▶ [What this task involves]: Would you extract the whole listing below and retype it exactly?

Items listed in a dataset
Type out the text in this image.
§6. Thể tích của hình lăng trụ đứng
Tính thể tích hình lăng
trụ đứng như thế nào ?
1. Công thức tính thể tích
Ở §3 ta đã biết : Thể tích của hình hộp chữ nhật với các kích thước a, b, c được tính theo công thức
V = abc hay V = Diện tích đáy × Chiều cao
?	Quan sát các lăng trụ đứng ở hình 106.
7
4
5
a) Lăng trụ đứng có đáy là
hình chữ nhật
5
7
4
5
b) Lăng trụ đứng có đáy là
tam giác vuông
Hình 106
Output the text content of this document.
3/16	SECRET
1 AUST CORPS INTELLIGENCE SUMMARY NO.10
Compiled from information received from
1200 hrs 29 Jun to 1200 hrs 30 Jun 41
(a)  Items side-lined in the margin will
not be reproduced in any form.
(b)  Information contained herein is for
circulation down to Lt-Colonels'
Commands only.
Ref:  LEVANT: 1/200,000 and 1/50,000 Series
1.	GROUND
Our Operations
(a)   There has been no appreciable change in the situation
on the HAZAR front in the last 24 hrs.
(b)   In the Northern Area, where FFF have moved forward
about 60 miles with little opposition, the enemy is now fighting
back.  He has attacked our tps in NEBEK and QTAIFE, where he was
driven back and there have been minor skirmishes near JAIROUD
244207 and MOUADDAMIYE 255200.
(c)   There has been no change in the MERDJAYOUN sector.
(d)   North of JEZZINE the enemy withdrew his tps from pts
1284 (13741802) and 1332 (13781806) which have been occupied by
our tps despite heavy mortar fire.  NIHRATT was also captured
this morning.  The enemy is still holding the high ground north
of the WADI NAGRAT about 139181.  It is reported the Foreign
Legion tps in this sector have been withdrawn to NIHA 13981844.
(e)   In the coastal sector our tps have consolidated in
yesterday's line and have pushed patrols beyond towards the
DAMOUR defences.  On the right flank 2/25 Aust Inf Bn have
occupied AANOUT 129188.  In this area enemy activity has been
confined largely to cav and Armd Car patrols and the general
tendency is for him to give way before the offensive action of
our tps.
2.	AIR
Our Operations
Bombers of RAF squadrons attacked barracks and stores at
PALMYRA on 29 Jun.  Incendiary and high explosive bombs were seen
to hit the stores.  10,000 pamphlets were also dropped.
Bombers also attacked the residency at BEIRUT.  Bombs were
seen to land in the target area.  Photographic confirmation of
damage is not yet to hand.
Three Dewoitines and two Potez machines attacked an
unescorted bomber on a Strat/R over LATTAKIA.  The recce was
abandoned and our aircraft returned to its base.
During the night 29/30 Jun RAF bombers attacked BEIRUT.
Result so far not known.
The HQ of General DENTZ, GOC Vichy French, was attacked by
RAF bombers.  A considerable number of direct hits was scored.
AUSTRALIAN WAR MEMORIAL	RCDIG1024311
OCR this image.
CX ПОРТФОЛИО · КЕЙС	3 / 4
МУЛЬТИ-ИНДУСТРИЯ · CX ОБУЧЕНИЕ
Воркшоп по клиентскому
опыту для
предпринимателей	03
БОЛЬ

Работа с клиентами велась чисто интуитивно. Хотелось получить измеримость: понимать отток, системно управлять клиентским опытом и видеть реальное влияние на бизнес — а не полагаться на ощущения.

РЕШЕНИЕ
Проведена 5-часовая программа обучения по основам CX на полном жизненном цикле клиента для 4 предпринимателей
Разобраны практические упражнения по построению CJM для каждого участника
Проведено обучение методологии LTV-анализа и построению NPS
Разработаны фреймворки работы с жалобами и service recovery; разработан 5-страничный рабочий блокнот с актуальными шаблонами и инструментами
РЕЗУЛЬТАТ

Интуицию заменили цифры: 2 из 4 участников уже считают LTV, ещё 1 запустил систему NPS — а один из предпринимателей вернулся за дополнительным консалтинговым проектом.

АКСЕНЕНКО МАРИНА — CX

▶ [Solution to this problem]:
Type out the text in this image.
§6. Thể tích của hình lăng trụ đứng
Tính thể tích hình lăng
trụ đứng như thế nào ?
1. Công thức tính thể tích
Ở §3 ta đã biết : Thể tích của hình hộp chữ nhật với các kích thước a, b, c được tính theo công thức
V = abc hay V = Diện tích đáy × Chiều cao
?	Quan sát các lăng trụ đứng ở hình 106.
7
4
5
a) Lăng trụ đứng có đáy là
hình chữ nhật
5
7
4
5
b) Lăng trụ đứng có đáy là
tam giác vuông
Hình 106
Output the text content of this document.
3/16	SECRET
1 AUST CORPS INTELLIGENCE SUMMARY NO.10
Compiled from information received from
1200 hrs 29 Jun to 1200 hrs 30 Jun 41
(a)  Items side-lined in the margin will
not be reproduced in any form.
(b)  Information contained herein is for
circulation down to Lt-Colonels'
Commands only.
Ref:  LEVANT: 1/200,000 and 1/50,000 Series
1.	GROUND
Our Operations
(a)   There has been no appreciable change in the situation
on the HAZAR front in the last 24 hrs.
(b)   In the Northern Area, where FFF have moved forward
about 60 miles with little opposition, the enemy is now fighting
back.  He has attacked our tps in NEBEK and QTAIFE, where he was
driven back and there have been minor skirmishes near JAIROUD
244207 and MOUADDAMIYE 255200.
(c)   There has been no change in the MERDJAYOUN sector.
(d)   North of JEZZINE the enemy withdrew his tps from pts
1284 (13741802) and 1332 (13781806) which have been occupied by
our tps despite heavy mortar fire.  NIHRATT was also captured
this morning.  The enemy is still holding the high ground north
of the WADI NAGRAT about 139181.  It is reported the Foreign
Legion tps in this sector have been withdrawn to NIHA 13981844.
(e)   In the coastal sector our tps have consolidated in
yesterday's line and have pushed patrols beyond towards the
DAMOUR defences.  On the right flank 2/25 Aust Inf Bn have
occupied AANOUT 129188.  In this area enemy activity has been
confined largely to cav and Armd Car patrols and the general
tendency is for him to give way before the offensive action of
our tps.
2.	AIR
Our Operations
Bombers of RAF squadrons attacked barracks and stores at
PALMYRA on 29 Jun.  Incendiary and high explosive bombs were seen
to hit the stores.  10,000 pamphlets were also dropped.
Bombers also attacked the residency at BEIRUT.  Bombs were
seen to land in the target area.  Photographic confirmation of
damage is not yet to hand.
Three Dewoitines and two Potez machines attacked an
unescorted bomber on a Strat/R over LATTAKIA.  The recce was
abandoned and our aircraft returned to its base.
During the night 29/30 Jun RAF bombers attacked BEIRUT.
Result so far not known.
The HQ of General DENTZ, GOC Vichy French, was attacked by
RAF bombers.  A considerable number of direct hits was scored.
AUSTRALIAN WAR MEMORIAL	RCDIG1024311
OCR this image.
CX ПОРТФОЛИО · КЕЙС	3 / 4
МУЛЬТИ-ИНДУСТРИЯ · CX ОБУЧЕНИЕ
Воркшоп по клиентскому
опыту для
предпринимателей	03
БОЛЬ

Работа с клиентами велась чисто интуитивно. Хотелось получить измеримость: понимать отток, системно управлять клиентским опытом и видеть реальное влияние на бизнес — а не полагаться на ощущения.

РЕШЕНИЕ
Проведена 5-часовая программа обучения по основам CX на полном жизненном цикле клиента для 4 предпринимателей
Разобраны практические упражнения по построению CJM для каждого участника
Проведено обучение методологии LTV-анализа и построению NPS
Разработаны фреймворки работы с жалобами и service recovery; разработан 5-страничный рабочий блокнот с актуальными шаблонами и инструментами
РЕЗУЛЬТАТ

Интуицию заменили цифры: 2 из 4 участников уже считают LTV, ещё 1 запустил систему NPS — а один из предпринимателей вернулся за дополнительным консалтинговым проектом.

АКСЕНЕНКО МАРИНА — CX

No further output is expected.